Actividad: En el texto sobre regalar libros, cambia "Cuentos" por "Relatos" y escribe de nuevo el tramo que va desde "Así que el otro" hasta "con algunas imágenes.".

Texto seleccionado:

-*-

No puedo evitarlo. Sin embargo, no me gusta que me regalen libros. Es como si la gente se entrometiera en mi jardín para imponerme colores que no son los míos (menos me gusta aún que me regalen plantas, salvo excepciones: un libro podemos deshacernos de él; una planta, heme aquí responsable de su vida, ni hablar de tirarla.)
Así que el otro día me encontraba en la librería Tschann y estaba a punto de hacer lo que no me gusta que me hagan. No sin dificultad, por cierto. Desde que este maldito virus ha erosionado nuestros impulsos, nuestros deseos y nuestras ensoñaciones, he tenido dificultades para encontrar libros que me gusten. Finalmente me decidí a comprar algunos. Cuentos de Clarice Lispector porque tenían grabados que me recordaban a los que había visto en Brasil y porque ella hablaba allí de una isla, en una de las páginas que había hojeado. Cartas y poemas de Emily Dickinson con reproducciones de su Herbarium. Escritos de Duras sobre su cine. Y resulta que son mujeres: lo hago sin pensarlo, no es una acción militante, pero desde hace años no he comprado prácticamente más que libros escritos por mujeres. Y textos ilustrados con algunas imágenes.
Siempre me han gustado los libros con imágenes. De niña sufrí cuando tuve que abandonar los cómics para reemplazarlos por lecturas "serias" que incluían algunos pocos dibujos que miraba pausadamente, para no perderme un detalle. Más tarde, si me gustó Breton, fue también probablemente porque insertaba fotos entre sus páginas. A esto siguió una larga vida como lectora de palabras sin soportes iconográficos, que me trajeron mucha alegría (aunque nunca he "visto" imágenes mientras leía, de eso he hablado en otra parte).
Sin embargo, me alegra encontrar libros salpicados de ilustraciones, como los de la bellísima colección de Colette Fellous, Traits et portraits, o Estambul de Pamuk, Les Disparus, de Mendelsohn… Hoy, por poco, serían las palabras las que extrañaría: las novelas gráficas y el manga han invadido las librerías.
Hace más de cuarenta años, un invierno sin un centavo, fui a la tienda Vilmorin, donde había comprado una docena de macetas, plantas aromáticas, fresas, helechos pequeños... Había hecho jardines en miniatura en los que añadí guijarros recogidos en las playas y planté caramelos envueltos en celofán y los distribuí entre mis seres queridos.
Lo que más se acerca a un jardín es un libro, más aún si se pueden descubrir allí algunas imágenes. Si no renuncio a regalar libros, no es tanto para compartir lo que me gusta, sino para regalarles a mis amigos un jardín donde puedan dar un paseo, aunque sea una sola vez, hojeándolo. Y quedan libres, entonces, de venderlo o dárselo a quien quieran.

-*-

(Registros de origen)

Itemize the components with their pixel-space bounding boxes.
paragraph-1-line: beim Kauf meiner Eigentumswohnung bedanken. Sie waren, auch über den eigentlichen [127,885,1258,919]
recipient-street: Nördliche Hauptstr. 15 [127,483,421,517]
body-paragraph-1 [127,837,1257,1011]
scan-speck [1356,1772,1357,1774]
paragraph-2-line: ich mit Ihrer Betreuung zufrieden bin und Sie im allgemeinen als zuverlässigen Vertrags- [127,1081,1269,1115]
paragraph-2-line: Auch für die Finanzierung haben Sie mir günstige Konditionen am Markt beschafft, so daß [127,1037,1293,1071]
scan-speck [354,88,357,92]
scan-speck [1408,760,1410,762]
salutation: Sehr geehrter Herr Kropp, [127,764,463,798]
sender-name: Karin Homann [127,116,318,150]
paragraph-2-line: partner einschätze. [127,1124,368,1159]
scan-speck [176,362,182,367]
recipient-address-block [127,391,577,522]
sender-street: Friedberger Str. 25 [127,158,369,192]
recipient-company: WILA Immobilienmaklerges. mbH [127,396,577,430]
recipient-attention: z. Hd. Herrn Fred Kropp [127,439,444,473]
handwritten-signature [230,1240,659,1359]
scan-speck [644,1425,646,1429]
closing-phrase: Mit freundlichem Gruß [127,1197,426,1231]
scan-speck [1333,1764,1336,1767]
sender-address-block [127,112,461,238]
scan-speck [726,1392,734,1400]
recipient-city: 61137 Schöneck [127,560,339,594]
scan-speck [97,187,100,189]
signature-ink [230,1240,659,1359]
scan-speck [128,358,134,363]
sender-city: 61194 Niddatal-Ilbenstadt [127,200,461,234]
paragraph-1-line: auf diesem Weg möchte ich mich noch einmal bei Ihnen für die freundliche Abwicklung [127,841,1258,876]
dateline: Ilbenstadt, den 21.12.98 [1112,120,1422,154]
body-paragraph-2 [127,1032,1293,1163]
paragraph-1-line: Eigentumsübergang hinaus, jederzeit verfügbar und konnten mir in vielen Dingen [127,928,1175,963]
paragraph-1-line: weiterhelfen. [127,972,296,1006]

-*-

Solución del ejercicio:
Así que el otro día me encontraba en la librería Tschann y estaba a punto de hacer lo que no me gusta que me hagan. No sin dificultad, por cierto. Desde que este maldito virus ha erosionado nuestros impulsos, nuestros deseos y nuestras ensoñaciones, he tenido dificultades para encontrar libros que me gusten. Finalmente me decidí a comprar algunos. Relatos de Clarice Lispector porque tenían grabados que me recordaban a los que había visto en Brasil y porque ella hablaba allí de una isla, en una de las páginas que había hojeado. Cartas y poemas de Emily Dickinson con reproducciones de su Herbarium. Escritos de Duras sobre su cine. Y resulta que son mujeres: lo hago sin pensarlo, no es una acción militante, pero desde hace años no he comprado prácticamente más que libros escritos por mujeres. Y textos ilustrados con algunas imágenes.